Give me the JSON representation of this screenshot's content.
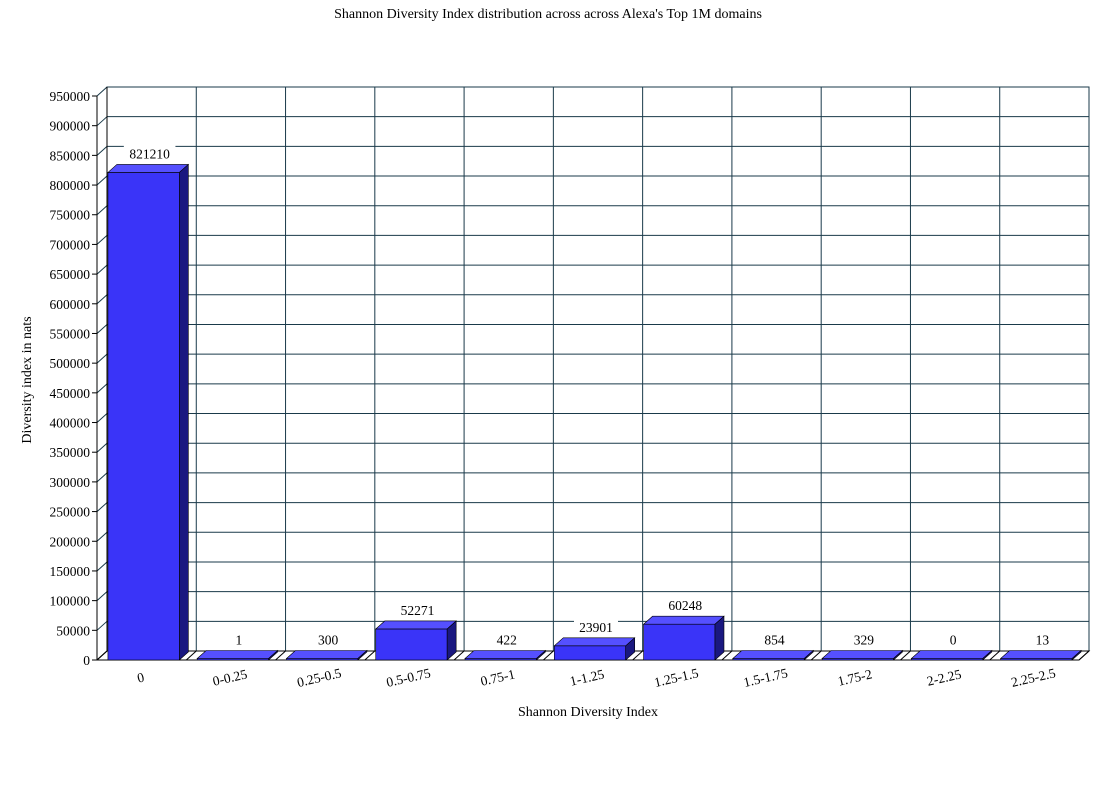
{
  "chart_data": {
    "type": "bar",
    "title": "Shannon Diversity Index distribution across across Alexa's Top 1M domains",
    "xlabel": "Shannon Diversity Index",
    "ylabel": "Diversity index in nats",
    "categories": [
      "0",
      "0-0.25",
      "0.25-0.5",
      "0.5-0.75",
      "0.75-1",
      "1-1.25",
      "1.25-1.5",
      "1.5-1.75",
      "1.75-2",
      "2-2.25",
      "2.25-2.5"
    ],
    "values": [
      821210,
      1,
      300,
      52271,
      422,
      23901,
      60248,
      854,
      329,
      0,
      13
    ],
    "value_labels": [
      "821210",
      "1",
      "300",
      "52271",
      "422",
      "23901",
      "60248",
      "854",
      "329",
      "0",
      "13"
    ],
    "ylim": [
      0,
      950000
    ],
    "yticks": [
      0,
      50000,
      100000,
      150000,
      200000,
      250000,
      300000,
      350000,
      400000,
      450000,
      500000,
      550000,
      600000,
      650000,
      700000,
      750000,
      800000,
      850000,
      900000,
      950000
    ],
    "ytick_labels": [
      "0",
      "50000",
      "100000",
      "150000",
      "200000",
      "250000",
      "300000",
      "350000",
      "400000",
      "450000",
      "500000",
      "550000",
      "600000",
      "650000",
      "700000",
      "750000",
      "800000",
      "850000",
      "900000",
      "950000"
    ],
    "grid": true,
    "legend": "none",
    "colors": {
      "bar_front": "#3a34f8",
      "bar_side": "#1a1880",
      "bar_top": "#5550ff",
      "grid": "#1a3a4a"
    }
  }
}
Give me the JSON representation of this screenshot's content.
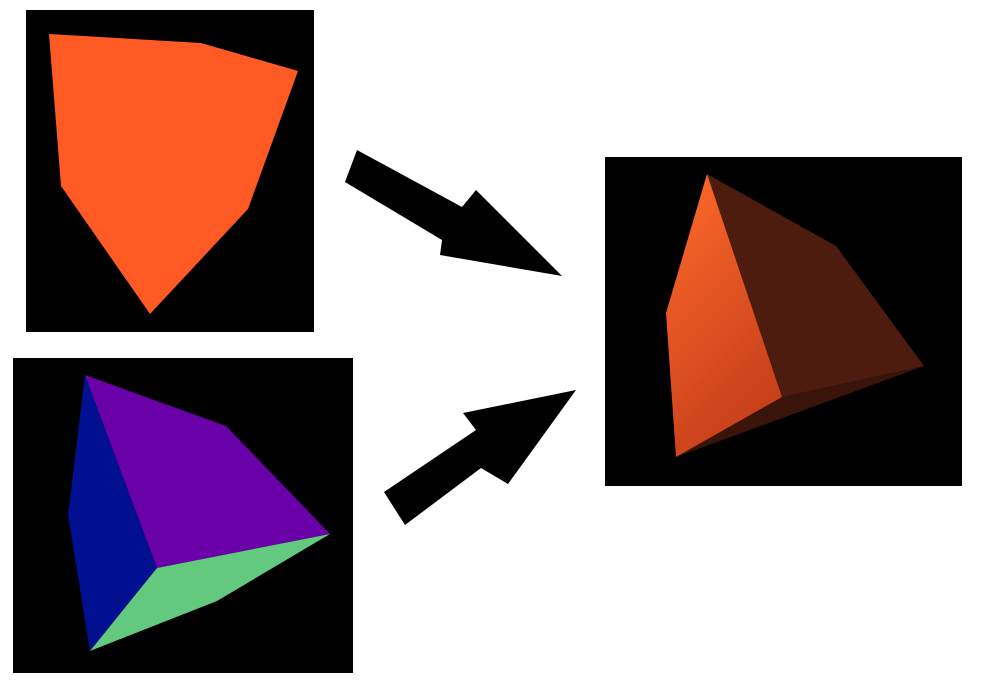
{
  "colors": {
    "background": "#ffffff",
    "panel_background": "#000000",
    "arrow": "#000000",
    "silhouette_face": "#ff5a24",
    "normal_face_blue": "#001090",
    "normal_face_purple": "#6a00a8",
    "normal_face_green": "#62c97e",
    "shaded_face_lit_light": "#ff6a2a",
    "shaded_face_lit_dark": "#c8401a",
    "shaded_face_shadow": "#4e1c0e",
    "shaded_face_bottom": "#3a140a"
  },
  "panels": [
    {
      "id": "silhouette",
      "description_icon": "orange-silhouette-icon"
    },
    {
      "id": "normals",
      "description_icon": "normal-colored-tetrahedron-icon"
    },
    {
      "id": "shaded",
      "description_icon": "shaded-tetrahedron-icon"
    }
  ],
  "arrows": [
    {
      "from": "silhouette",
      "to": "shaded",
      "icon": "arrow-right-down-icon"
    },
    {
      "from": "normals",
      "to": "shaded",
      "icon": "arrow-right-up-icon"
    }
  ]
}
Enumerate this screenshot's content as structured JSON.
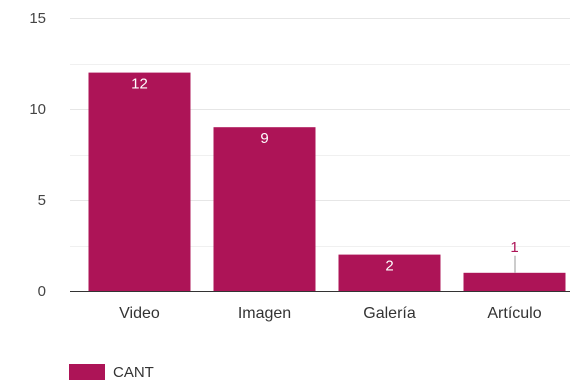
{
  "chart_data": {
    "type": "bar",
    "title": "",
    "xlabel": "",
    "ylabel": "",
    "categories": [
      "Video",
      "Imagen",
      "Galería",
      "Artículo"
    ],
    "series": [
      {
        "name": "CANT",
        "values": [
          12,
          9,
          2,
          1
        ]
      }
    ],
    "ylim": [
      0,
      15
    ],
    "yticks": [
      0,
      5,
      10,
      15
    ],
    "grid": true,
    "legend": "bottom-left",
    "data_labels": [
      "12",
      "9",
      "2",
      "1"
    ],
    "colors": {
      "bar": "#ad1457",
      "gridline": "#e6e6e6",
      "axis": "#333333",
      "label_inside": "#ffffff",
      "label_outside": "#ad1457",
      "leader": "#999999"
    }
  }
}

┄┄┄┄┄┄┄┄┄┄┄┄┄┄┄┄┄┄┄┄

SHORT TASK>
Look through the entries above; copy each line where the string "xlabel" appears.

RESULT OF THE TASK>
    "xlabel": "Shannon Diversity Index",
    "xlabel": "",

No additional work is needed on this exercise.